Work required.
Please answer from the passage on exculpatory clauses: under paragraph 8.8, what is Westside's sole recourse for property damage?

╭─ Reading passage

This conclusion did not end the analysis. The Burnett court observed that the law does not look with favor on attempts to avoid liability for one’s own negligence, and that exculpatory clauses are strictly construed against the party relying upon them. (Burnett, supra, 123 Cal.App.4th at p. 1066.) It stated the general rule: “‘For an agreement to be construed as precluding liability for “active” or “affirmative” negligence, there must be express and unequivocal language in the agreement which precludes such liability. [Citations.] An agreement which seeks to limit liability generally without specifically mentioning negligence is construed to shield a party only for passive negligence, not for active negligence. [Citations.]’” [Citation.] But the “‘active-passive dichotomy’ is not ‘wholly dispositive’ of the issue. [Citation.] Whether an exculpatory clause ‘covers a given case turns primarily on contractual interpretation, and it is the intent of the parties as expressed in the agreement that should control. When the parties knowingly bargain for the protection at issue, the protection should be afforded. This requires an inquiry into the circumstances of the damage or injury and the language of the contract; of necessity, each case will turn on its own facts.’ [Citations.]” (Ibid.)

Applying these principles, the Burnett court examined the two provisions of the exculpatory clause. The first shielded the landlord from liability for property damage or personal injury without expressly mentioning negligence. The second, which dealt with loss of profits, stated, “‘Notwithstanding Lessor’s negligence....’” (Burnett v. Chimney Sweep, supra, 123 Cal.App.4th at p. 1067.) Because the first provision did not expressly mention negligence, the Court of Appeal reversed the judgment on the pleadings because the exculpatory clause did not shield the landlord from liability. (Id. at p. 1068.)

Unlike Burnett, the clause at issue here, paragraph 8.8 expressly shields Larwin from negligent injury to Westside’s property and expressly states that Westside’s sole recourse for property damages is the insurance it was required to maintain under the terms of the lease: “Notwithstanding the negligence or breach of this Lease by Lessor or its agents, neither Lessor nor its agents shall be liable under any circumstances for: (i) injury or damage to... goods, wares, merchandise or other property of Lessee,... whether such damage or injury is caused by or results from... water or rain... leakage.... Instead, it is intended that Lessee’s sole recourse in the event of such damages or injury be to file a claim on the insurance policy(ies) that Lessee is required to maintain pursuant to the provisions of paragraph 8.” (Italics added.)

╰─
╭─ Listed records

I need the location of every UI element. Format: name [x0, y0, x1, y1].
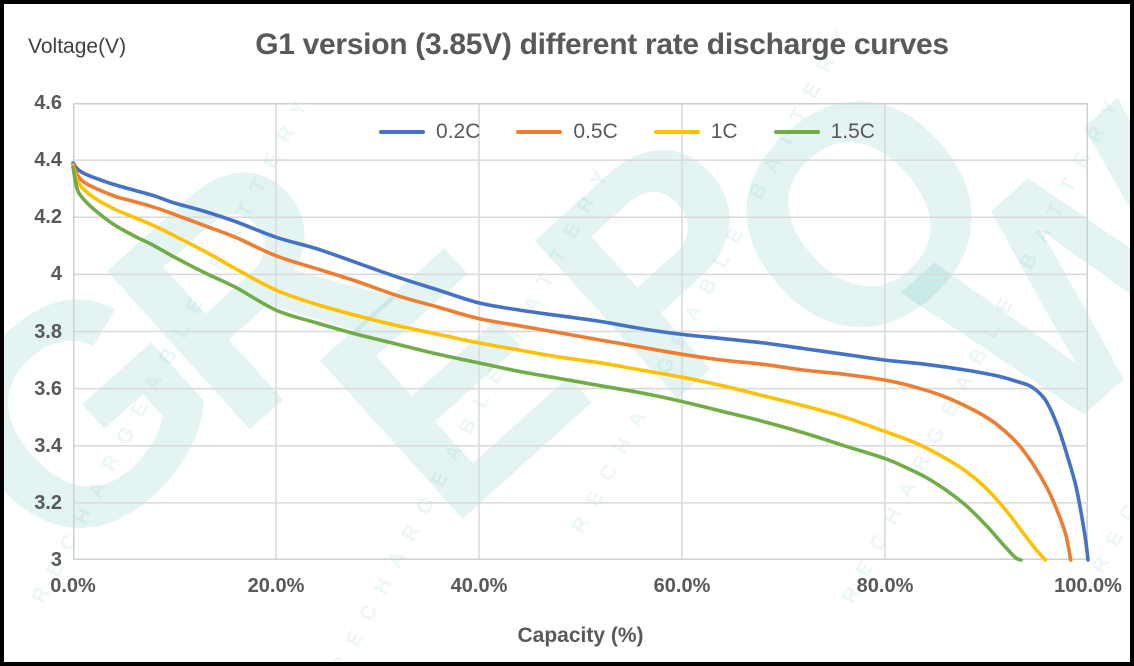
- legend-item-0.5C: 0.5C: [516, 120, 618, 144]
- x-tick-label-80.0%: 80.0%: [856, 575, 914, 597]
- legend-line-swatch-1C: [653, 130, 700, 134]
- legend-label-1.5C: 1.5C: [830, 120, 875, 143]
- y-tick-label-3.6: 3.6: [34, 377, 62, 400]
- x-tick-label-20.0%: 20.0%: [247, 575, 305, 597]
- legend-label-0.2C: 0.2C: [436, 120, 481, 143]
- y-tick-label-4.4: 4.4: [34, 149, 62, 172]
- y-tick-label-3.4: 3.4: [34, 434, 62, 457]
- legend-line-swatch-1.5C: [773, 130, 820, 134]
- x-tick-label-0.0%: 0.0%: [50, 575, 96, 597]
- legend-label-0.5C: 0.5C: [573, 120, 618, 143]
- legend-label-1C: 1C: [710, 120, 738, 143]
- legend-line-swatch-0.2C: [379, 130, 426, 134]
- x-tick-label-100.0%: 100.0%: [1054, 575, 1122, 597]
- plot-area: [71, 103, 1090, 562]
- y-tick-label-4.6: 4.6: [34, 92, 62, 114]
- legend: 0.2C 0.5C 1C 1.5C: [184, 120, 1070, 144]
- x-tick-label-60.0%: 60.0%: [653, 575, 711, 597]
- legend-item-1C: 1C: [653, 120, 738, 144]
- watermark-small-text: RECHARGEABLE BATTERY: [1087, 54, 1130, 578]
- legend-item-1.5C: 1.5C: [773, 120, 875, 144]
- series-line-0.5C: [71, 162, 1073, 562]
- y-tick-label-3.8: 3.8: [34, 320, 62, 343]
- y-tick-label-4.2: 4.2: [34, 206, 62, 229]
- y-tick-label-3: 3: [50, 549, 62, 571]
- legend-line-swatch-0.5C: [516, 130, 563, 134]
- series-line-1.5C: [71, 165, 1023, 562]
- chart-title: G1 version (3.85V) different rate discha…: [255, 28, 949, 61]
- plot-frame: [73, 103, 1088, 560]
- series-line-1C: [71, 164, 1048, 562]
- series-line-0.2C: [71, 161, 1090, 562]
- y-axis-title: Voltage(V): [28, 35, 127, 58]
- y-tick-label-3.2: 3.2: [34, 491, 62, 514]
- x-tick-label-40.0%: 40.0%: [450, 575, 508, 597]
- legend-item-0.2C: 0.2C: [379, 120, 480, 144]
- y-tick-label-4: 4: [50, 263, 62, 286]
- x-axis-title: Capacity (%): [517, 624, 644, 647]
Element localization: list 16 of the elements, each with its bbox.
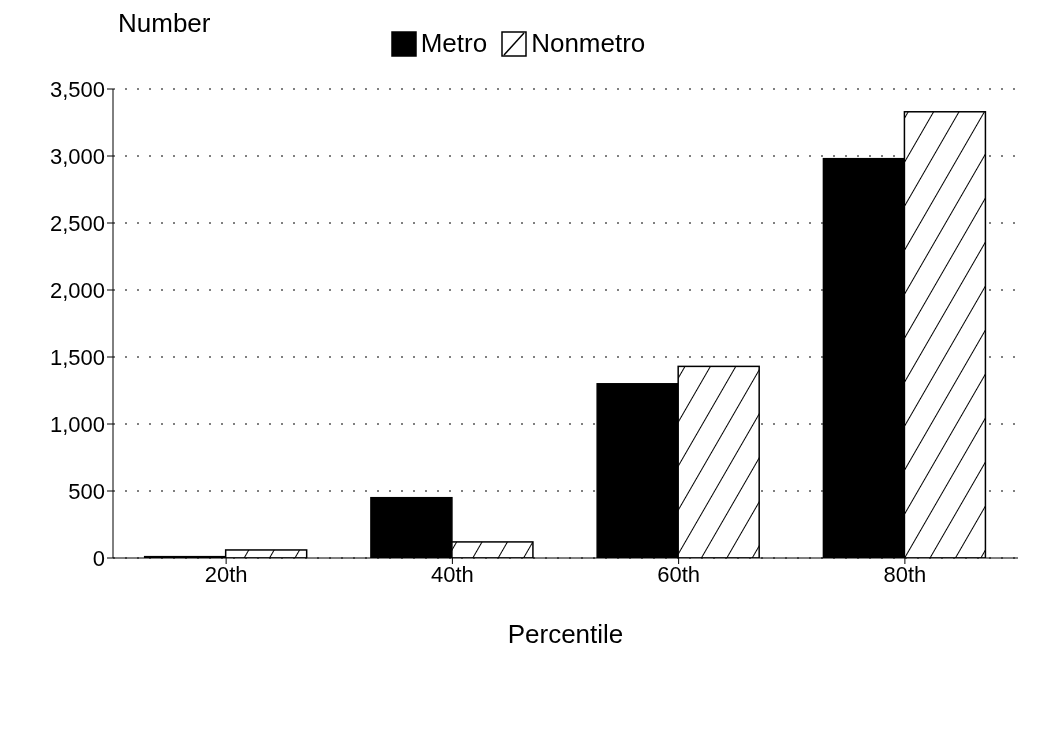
y-tick-label: 500: [68, 478, 105, 504]
x-tick-label: 20th: [204, 561, 248, 587]
x-tick-label: 60th: [657, 561, 701, 587]
y-axis-title: Number: [118, 8, 211, 39]
x-tick-label: 80th: [883, 561, 927, 587]
legend-label: Nonmetro: [531, 28, 646, 59]
y-tick-label: 2,500: [49, 210, 105, 236]
legend-label: Metro: [420, 28, 488, 59]
y-tick-label: 0: [92, 545, 105, 571]
y-tick-label: 3,500: [49, 76, 105, 102]
y-tick-label: 1,000: [49, 411, 105, 437]
y-tick-label: 1,500: [49, 344, 105, 370]
x-axis-title: Percentile: [507, 619, 624, 649]
y-tick-label: 3,000: [49, 143, 105, 169]
x-tick-label: 40th: [430, 561, 474, 587]
y-tick-label: 2,000: [49, 277, 105, 303]
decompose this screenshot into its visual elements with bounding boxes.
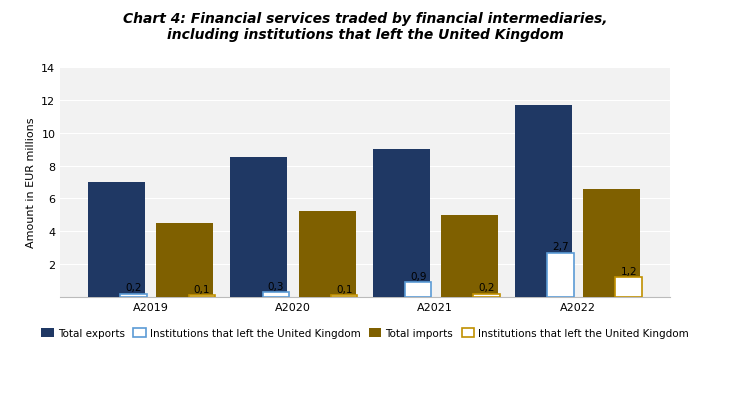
Bar: [263, 292, 289, 297]
Text: 0,2: 0,2: [126, 283, 142, 293]
Text: 0,1: 0,1: [193, 284, 210, 294]
Bar: [548, 253, 574, 297]
Bar: [230, 158, 287, 297]
Bar: [515, 106, 572, 297]
Bar: [88, 183, 145, 297]
Bar: [299, 211, 356, 297]
Bar: [583, 189, 640, 297]
Text: Chart 4: Financial services traded by financial intermediaries,
including instit: Chart 4: Financial services traded by fi…: [123, 12, 607, 43]
Bar: [188, 296, 215, 297]
Text: 0,1: 0,1: [336, 284, 353, 294]
Text: 1,2: 1,2: [620, 266, 637, 276]
Text: 0,2: 0,2: [478, 283, 495, 293]
Bar: [615, 278, 642, 297]
Bar: [120, 294, 147, 297]
Bar: [331, 296, 358, 297]
Text: 0,3: 0,3: [268, 281, 284, 291]
Bar: [405, 283, 431, 297]
Legend: Total exports, Institutions that left the United Kingdom, Total imports, Institu: Total exports, Institutions that left th…: [37, 324, 693, 342]
Y-axis label: Amount in EUR millions: Amount in EUR millions: [26, 117, 36, 248]
Text: 2,7: 2,7: [552, 242, 569, 252]
Bar: [372, 150, 429, 297]
Bar: [441, 216, 498, 297]
Text: 0,9: 0,9: [410, 271, 426, 281]
Bar: [473, 294, 500, 297]
Bar: [156, 224, 213, 297]
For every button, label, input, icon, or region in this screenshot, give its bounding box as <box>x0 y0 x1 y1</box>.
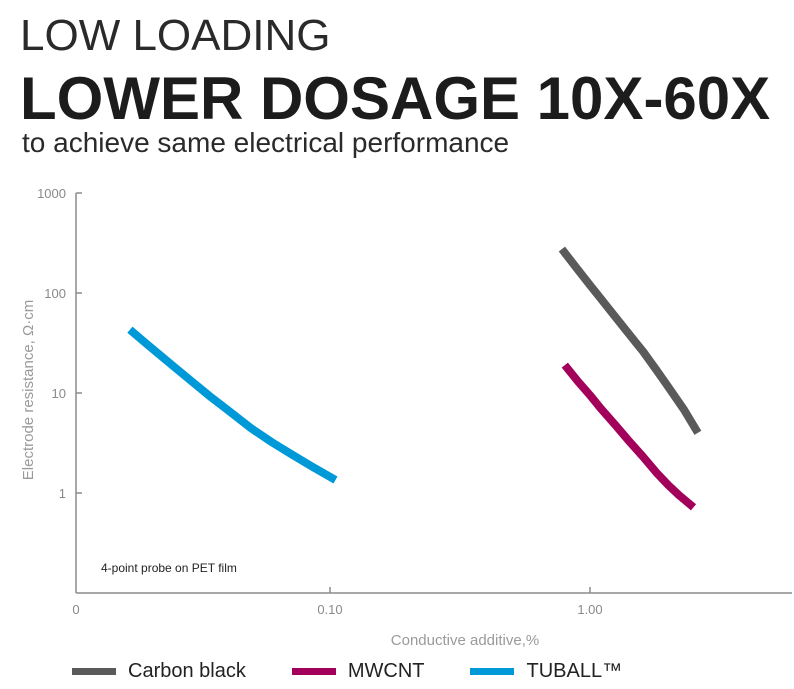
chart-annotation: 4-point probe on PET film <box>101 561 237 575</box>
series-line-carbon-black <box>558 246 702 435</box>
chart-ticks: 1 10 100 1000 0 0.10 1.00 <box>37 186 603 617</box>
chart-series <box>127 246 702 511</box>
legend-item: Carbon black <box>72 660 246 683</box>
page-subtitle: to achieve same electrical performance <box>22 127 510 158</box>
legend-label: TUBALL™ <box>526 660 623 682</box>
chart-legend: Carbon black MWCNT TUBALL™ <box>72 660 668 683</box>
x-tick-label: 0.10 <box>317 602 342 617</box>
y-tick-label: 1000 <box>37 186 66 201</box>
legend-label: MWCNT <box>347 660 425 682</box>
page-kicker: LOW LOADING <box>20 11 331 60</box>
chart-axes <box>75 193 792 594</box>
x-tick-label: 1.00 <box>577 602 602 617</box>
series-line-mwcnt <box>561 362 697 511</box>
legend-swatch <box>291 668 336 675</box>
page-title: LOWER DOSAGE 10X-60X <box>20 65 771 132</box>
x-tick-label: 0 <box>72 602 79 617</box>
legend-swatch <box>470 668 515 675</box>
legend-label: Carbon black <box>128 660 246 682</box>
series-line-tuball <box>127 326 338 484</box>
legend-swatch <box>72 668 116 675</box>
legend-item: MWCNT <box>291 660 425 683</box>
legend-item: TUBALL™ <box>470 660 622 683</box>
y-tick-label: 10 <box>52 386 66 401</box>
y-tick-label: 1 <box>59 486 66 501</box>
y-axis-title: Electrode resistance, Ω·cm <box>20 300 37 480</box>
x-axis-title: Conductive additive,% <box>391 632 539 649</box>
y-tick-label: 100 <box>44 286 66 301</box>
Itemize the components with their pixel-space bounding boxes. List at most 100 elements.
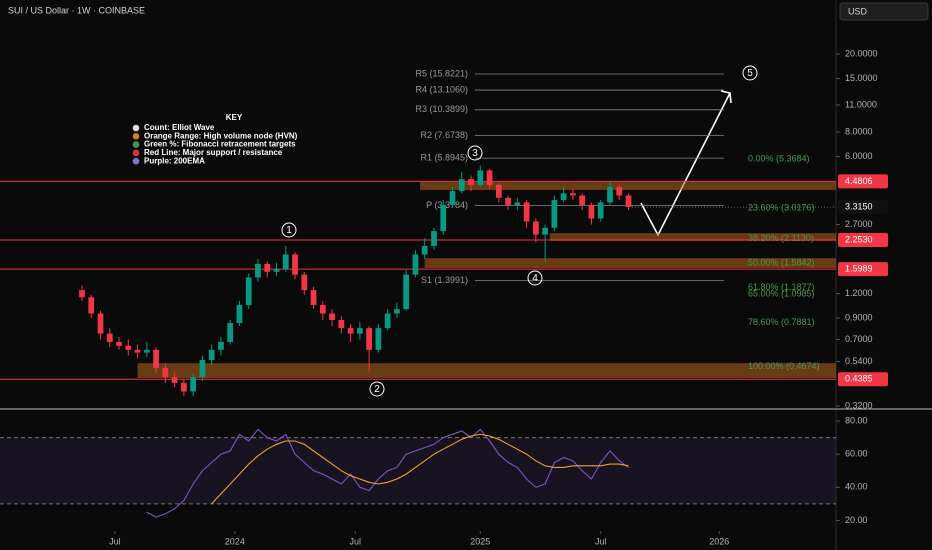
candle-body bbox=[551, 200, 558, 228]
candle-body bbox=[514, 202, 521, 205]
wave-circle bbox=[281, 222, 297, 238]
wave-circle bbox=[527, 270, 543, 286]
hvn-zone bbox=[424, 258, 836, 269]
candle-body bbox=[597, 202, 604, 219]
rsi-y-tick-label: 60.00 bbox=[845, 449, 868, 459]
wave-circle bbox=[467, 145, 483, 161]
chart-title: SUI / US Dollar · 1W · COINBASE bbox=[8, 5, 145, 15]
wave-label: 2 bbox=[374, 384, 380, 395]
candle-body bbox=[486, 170, 493, 185]
candle-body bbox=[310, 290, 317, 305]
rsi-line bbox=[146, 428, 629, 518]
candle-body bbox=[208, 349, 215, 361]
candle-body bbox=[366, 328, 373, 350]
wave-label: 3 bbox=[472, 148, 478, 159]
candle-body bbox=[88, 297, 95, 314]
candle-body bbox=[468, 179, 474, 185]
x-tick-label: 2025 bbox=[470, 536, 490, 546]
candle-body bbox=[523, 202, 530, 222]
key-item: Red Line: Major support / resistance bbox=[144, 148, 283, 157]
last-price-badge bbox=[838, 200, 888, 215]
fib-label: 50.00% (1.5842) bbox=[748, 257, 815, 267]
price-badge-label: 2.2530 bbox=[845, 234, 873, 244]
key-item: Purple: 200EMA bbox=[144, 156, 205, 165]
y-tick-label: 0.9000 bbox=[845, 312, 873, 322]
key-item: Orange Range: High volume node (HVN) bbox=[144, 131, 298, 140]
x-tick-label: Jul bbox=[109, 536, 121, 546]
price-badge bbox=[838, 174, 888, 189]
key-dot bbox=[132, 157, 140, 165]
candle-body bbox=[375, 328, 382, 350]
candle-body bbox=[440, 204, 447, 232]
wave-label: 5 bbox=[747, 68, 753, 79]
candle-body bbox=[319, 304, 326, 314]
fib-label: 23.60% (3.0176) bbox=[748, 202, 815, 212]
candle-body bbox=[458, 179, 465, 192]
y-tick-label: 15.0000 bbox=[845, 73, 878, 83]
hvn-zone bbox=[420, 182, 836, 191]
candle-body bbox=[116, 341, 122, 346]
candle-body bbox=[403, 274, 410, 310]
price-badge bbox=[838, 372, 888, 387]
candle-body bbox=[588, 204, 595, 219]
currency-button[interactable] bbox=[839, 2, 929, 21]
candle-body bbox=[236, 304, 243, 323]
candle-body bbox=[579, 195, 586, 205]
x-tick-label: 2026 bbox=[709, 536, 729, 546]
candle-body bbox=[153, 349, 159, 369]
candle-body bbox=[560, 193, 567, 201]
rsi-y-tick-label: 40.00 bbox=[845, 482, 868, 492]
pivot-label: P (3.3784) bbox=[426, 200, 468, 210]
hvn-zone bbox=[549, 233, 836, 241]
candle-body bbox=[495, 184, 502, 198]
rsi-y-tick-label: 20.00 bbox=[845, 515, 868, 525]
candle-body bbox=[292, 254, 298, 275]
candle-body bbox=[143, 349, 150, 353]
rsi-band bbox=[0, 437, 836, 504]
pivot-label: R5 (15.8221) bbox=[415, 68, 468, 78]
candle-body bbox=[505, 197, 511, 205]
rsi-ma-line bbox=[211, 433, 629, 505]
y-tick-label: 11.0000 bbox=[845, 99, 877, 109]
key-title: KEY bbox=[226, 113, 243, 122]
candle-body bbox=[357, 328, 363, 334]
fib-label: 65.00% (1.0985) bbox=[748, 288, 815, 298]
candle-body bbox=[412, 254, 419, 275]
candle-body bbox=[162, 368, 169, 378]
price-badge bbox=[838, 262, 888, 277]
wave-circle bbox=[742, 65, 758, 81]
x-tick-label: Jul bbox=[349, 536, 361, 546]
candle-body bbox=[533, 221, 539, 235]
y-tick-label: 6.0000 bbox=[845, 151, 873, 161]
pivot-label: R4 (13.1060) bbox=[415, 84, 468, 94]
candle-body bbox=[338, 319, 345, 329]
pivot-label: R1 (5.8945) bbox=[420, 152, 468, 162]
pivot-label: R2 (7.6738) bbox=[420, 130, 468, 140]
fib-label: 78.60% (0.7881) bbox=[748, 317, 815, 327]
fib-label: 0.00% (5.3684) bbox=[748, 153, 810, 163]
candle-body bbox=[607, 186, 613, 203]
key-dot bbox=[132, 149, 140, 157]
price-badge-label: 0.4385 bbox=[845, 374, 873, 384]
candle-body bbox=[570, 193, 576, 196]
candle-body bbox=[134, 349, 141, 353]
fib-label: 38.20% (2.1130) bbox=[748, 233, 814, 243]
candle-body bbox=[625, 195, 632, 207]
y-tick-label: 0.5400 bbox=[845, 356, 873, 366]
candle-body bbox=[245, 277, 252, 305]
currency-label[interactable]: USD bbox=[848, 6, 868, 16]
pivot-label: S1 (1.3991) bbox=[421, 275, 468, 285]
hvn-zone bbox=[137, 363, 837, 379]
price-badge bbox=[838, 232, 888, 247]
wave-label: 4 bbox=[532, 273, 538, 284]
candle-body bbox=[542, 227, 549, 235]
candle-body bbox=[97, 313, 104, 334]
candle-body bbox=[190, 377, 197, 392]
candle-body bbox=[218, 341, 224, 350]
y-tick-label: 0.3200 bbox=[845, 400, 873, 410]
candle-body bbox=[329, 313, 335, 320]
candle-body bbox=[79, 290, 85, 298]
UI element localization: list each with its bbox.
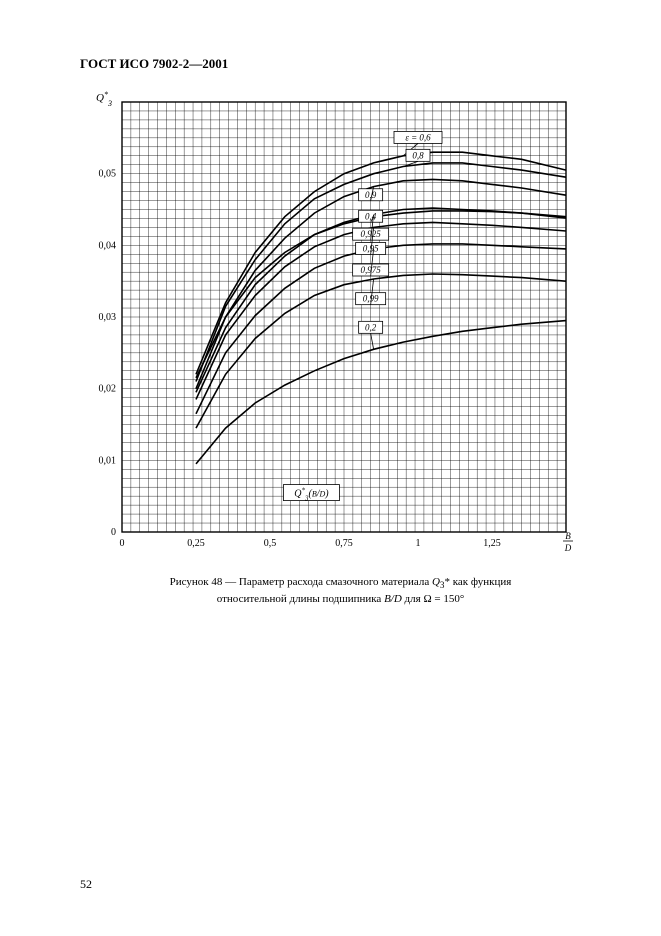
page-number: 52 <box>80 877 92 892</box>
chart-svg: 0 0,01 0,02 0,03 0,04 0,05 Q*3 0 0,25 0,5 0,75 1 1,2… <box>80 90 580 558</box>
svg-text:0,02: 0,02 <box>99 384 117 395</box>
svg-text:0: 0 <box>120 538 125 549</box>
figure-caption: Рисунок 48 — Параметр расхода смазочного… <box>80 575 601 606</box>
svg-text:0,75: 0,75 <box>335 538 353 549</box>
svg-text:0: 0 <box>111 527 116 538</box>
chart-container: 0 0,01 0,02 0,03 0,04 0,05 Q*3 0 0,25 0,5 0,75 1 1,2… <box>80 90 580 563</box>
svg-text:0,25: 0,25 <box>187 538 205 549</box>
caption-text-2: * как функция <box>445 576 512 588</box>
caption-text: Рисунок 48 — Параметр расхода смазочного… <box>170 576 432 588</box>
svg-text:0,8: 0,8 <box>412 150 424 160</box>
svg-text:0,5: 0,5 <box>264 538 277 549</box>
svg-text:D: D <box>564 543 572 553</box>
svg-text:0,05: 0,05 <box>99 169 117 180</box>
svg-text:B: B <box>565 531 571 541</box>
svg-text:0,03: 0,03 <box>99 312 117 323</box>
caption-BD: B/D <box>384 593 402 605</box>
svg-text:1: 1 <box>416 538 421 549</box>
svg-text:ε = 0,6: ε = 0,6 <box>405 132 431 142</box>
svg-text:0,2: 0,2 <box>365 322 377 332</box>
svg-text:0,01: 0,01 <box>99 455 117 466</box>
caption-symbol-Q: Q <box>432 576 440 588</box>
caption-text-3: относительной длины подшипника <box>217 593 384 605</box>
svg-text:0,4: 0,4 <box>365 211 377 221</box>
svg-text:0,04: 0,04 <box>99 240 117 251</box>
svg-text:Q*3: Q*3 <box>96 90 112 108</box>
doc-header: ГОСТ ИСО 7902-2—2001 <box>80 56 601 72</box>
svg-text:1,25: 1,25 <box>483 538 501 549</box>
caption-text-4: для Ω = 150° <box>402 593 464 605</box>
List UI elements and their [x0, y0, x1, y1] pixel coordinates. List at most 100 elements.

╰─

Final result.
Filing a claim on the insurance policy or policies it is required to maintain under paragraph 8 of the lease.